## [DIRECTIVE]
Reproduce verbatim the rows from the one containing "q12-option-d: D.古代采取重农抑商的经济政策 xyxy=(474,576,693,594)" through the one containing "q11-option-c: C.农民人身控制逐渐放松 xyxy=(145,427,317,445)", including both of those rows.

+++ DATA EXTRACT +++

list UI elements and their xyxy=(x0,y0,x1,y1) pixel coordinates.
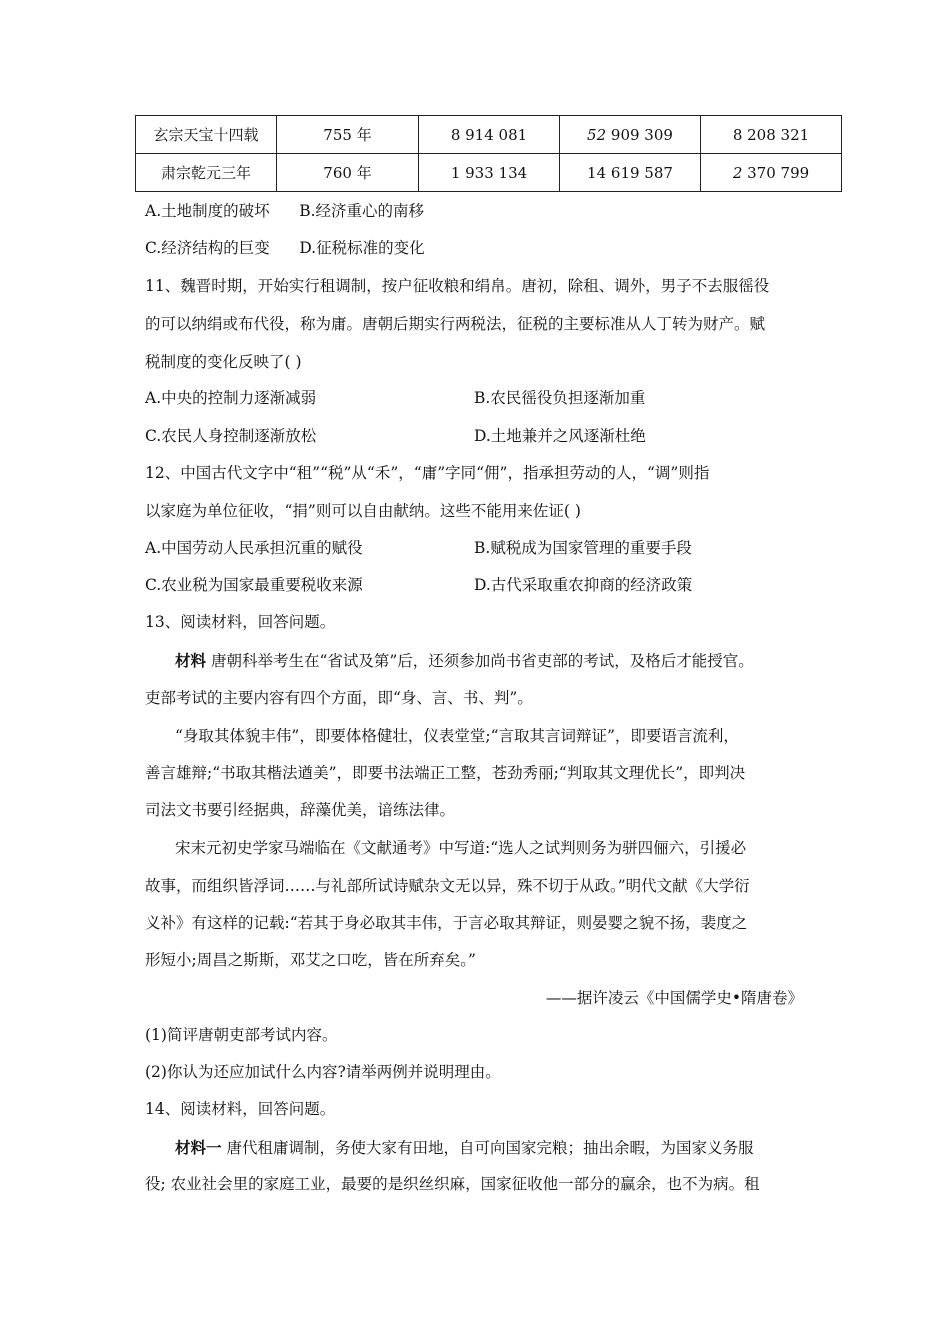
q12-option-d: D.古代采取重农抑商的经济政策 xyxy=(474,576,693,594)
q13-material-line2: 吏部考试的主要内容有四个方面，即“身、言、书、判”。 xyxy=(145,689,533,707)
q13-p2-line3: 司法文书要引经据典，辞藻优美，谙练法律。 xyxy=(145,801,456,819)
q13-material-line1 xyxy=(175,651,754,671)
table-cell xyxy=(701,116,842,154)
option-c: C.经济结构的巨变 xyxy=(145,239,270,257)
table-cell xyxy=(560,154,701,192)
table-cell: 755 年 xyxy=(277,116,419,154)
q11-stem-line3: 税制度的变化反映了( ) xyxy=(145,353,302,371)
material-label: 材料一 xyxy=(175,1138,222,1157)
q13-sub2: (2)你认为还应加试什么内容?请举两例并说明理由。 xyxy=(145,1063,501,1081)
material-text: 唐朝科举考生在“省试及第”后，还须参加尚书省吏部的考试，及格后才能授官。 xyxy=(206,652,754,670)
table-cell xyxy=(560,116,701,154)
q13-p3-line2: 故事，而组织皆浮词……与礼部所试诗赋杂文无以异，殊不切于从政。”明代文献《大学衍 xyxy=(145,877,750,895)
q13-sub1: (1)简评唐朝吏部考试内容。 xyxy=(145,1026,338,1044)
q13-source: ——据许凌云《中国儒学史•隋唐卷》 xyxy=(545,989,803,1007)
table-cell-text: 14 619 587 xyxy=(587,163,673,182)
table-cell-italic: 52 xyxy=(587,125,607,144)
table-cell: 肃宗乾元三年 xyxy=(136,154,277,192)
table-cell: 玄宗天宝十四载 xyxy=(136,116,277,154)
q11-option-d: D.土地兼并之风逐渐杜绝 xyxy=(474,427,646,445)
q11-option-c: C.农民人身控制逐渐放松 xyxy=(145,427,317,445)
q12-option-b: B.赋税成为国家管理的重要手段 xyxy=(474,539,692,557)
q10-options-row2 xyxy=(145,238,425,258)
table-row xyxy=(136,116,842,154)
material-text: 唐代租庸调制，务使大家有田地，自可向国家完粮；抽出余暇，为国家义务服 xyxy=(221,1139,754,1157)
q11-option-a: A.中央的控制力逐渐减弱 xyxy=(145,389,317,407)
option-b: B.经济重心的南移 xyxy=(299,202,425,220)
option-d: D.征税标准的变化 xyxy=(299,239,425,257)
q11-option-b: B.农民徭役负担逐渐加重 xyxy=(474,389,646,407)
q14-material-line1 xyxy=(175,1138,753,1158)
option-a: A.土地制度的破坏 xyxy=(145,202,270,220)
q13-p2-line1: “身取其体貌丰伟”，即要体格健壮，仪表堂堂;“言取其言词辩证”，即要语言流利， xyxy=(175,727,739,745)
q12-stem-line1: 12、中国古代文字中“租”“税”从“禾”，“庸”字同“佣”，指承担劳动的人，“调”则指 xyxy=(145,464,710,482)
table-cell: 1 933 134 xyxy=(419,154,560,192)
q11-stem-line2: 的可以纳绢或布代役，称为庸。唐朝后期实行两税法，征税的主要标准从人丁转为财产。赋 xyxy=(145,315,766,333)
q11-stem-line1: 11、魏晋时期，开始实行租调制，按户征收粮和绢帛。唐初，除租、调外，男子不去服徭役 xyxy=(145,277,770,295)
q12-option-a: A.中国劳动人民承担沉重的赋役 xyxy=(145,539,363,557)
q13-p3-line1: 宋末元初史学家马端临在《文献通考》中写道:“选人之试判则务为骈四俪六，引援必 xyxy=(175,839,747,857)
table-cell: 760 年 xyxy=(277,154,419,192)
q10-options-row1 xyxy=(145,201,424,221)
table-cell-text: 8 208 321 xyxy=(732,125,810,144)
q13-p3-line3: 义补》有这样的记载:“若其于身必取其丰伟，于言必取其辩证，则晏婴之貌不扬，裴度之 xyxy=(145,914,748,932)
table-cell-text: 909 309 xyxy=(606,125,673,144)
q14-title: 14、阅读材料，回答问题。 xyxy=(145,1100,336,1118)
q13-title: 13、阅读材料，回答问题。 xyxy=(145,613,336,631)
table-cell-italic: 2 xyxy=(732,163,743,182)
q13-p2-line2: 善言雄辩;“书取其楷法遒美”，即要书法端正工整，苍劲秀丽;“判取其文理优长”，即判决 xyxy=(145,764,746,782)
q12-option-c: C.农业税为国家最重要税收来源 xyxy=(145,576,363,594)
table-cell xyxy=(701,154,842,192)
population-table xyxy=(135,115,842,192)
table-cell: 8 914 081 xyxy=(419,116,560,154)
table-row xyxy=(136,154,842,192)
material-label: 材料 xyxy=(175,651,207,670)
q14-material-line2: 役; 农业社会里的家庭工业，最要的是织丝织麻，国家征收他一部分的赢余，也不为病。租 xyxy=(145,1175,760,1193)
table-cell-text: 370 799 xyxy=(742,163,810,182)
q12-stem-line2: 以家庭为单位征收，“捐”则可以自由献纳。这些不能用来佐证( ) xyxy=(145,502,581,520)
q13-p3-line4: 形短小;周昌之斯斯，邓艾之口吃，皆在所弃矣。” xyxy=(145,951,476,969)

+++

## [PROBLEM SOLUTION]
q12-option-d: D.古代采取重农抑商的经济政策 xyxy=(474,576,693,594)
q13-material-line2: 吏部考试的主要内容有四个方面，即“身、言、书、判”。 xyxy=(145,689,533,707)
q13-p2-line3: 司法文书要引经据典，辞藻优美，谙练法律。 xyxy=(145,801,456,819)
q13-material-line1 xyxy=(175,651,754,671)
table-cell xyxy=(701,116,842,154)
option-c: C.经济结构的巨变 xyxy=(145,239,270,257)
table-cell xyxy=(560,154,701,192)
table-cell: 755 年 xyxy=(277,116,419,154)
q11-stem-line3: 税制度的变化反映了( ) xyxy=(145,353,302,371)
material-label: 材料一 xyxy=(175,1138,222,1157)
q13-sub2: (2)你认为还应加试什么内容?请举两例并说明理由。 xyxy=(145,1063,501,1081)
material-text: 唐朝科举考生在“省试及第”后，还须参加尚书省吏部的考试，及格后才能授官。 xyxy=(206,652,754,670)
table-cell xyxy=(560,116,701,154)
q13-p3-line2: 故事，而组织皆浮词……与礼部所试诗赋杂文无以异，殊不切于从政。”明代文献《大学衍 xyxy=(145,877,750,895)
q13-sub1: (1)简评唐朝吏部考试内容。 xyxy=(145,1026,338,1044)
q13-source: ——据许凌云《中国儒学史•隋唐卷》 xyxy=(545,989,803,1007)
table-cell-text: 14 619 587 xyxy=(587,163,673,182)
table-cell-italic: 52 xyxy=(587,125,607,144)
table-cell: 肃宗乾元三年 xyxy=(136,154,277,192)
table-cell: 玄宗天宝十四载 xyxy=(136,116,277,154)
q11-option-d: D.土地兼并之风逐渐杜绝 xyxy=(474,427,646,445)
q11-option-c: C.农民人身控制逐渐放松 xyxy=(145,427,317,445)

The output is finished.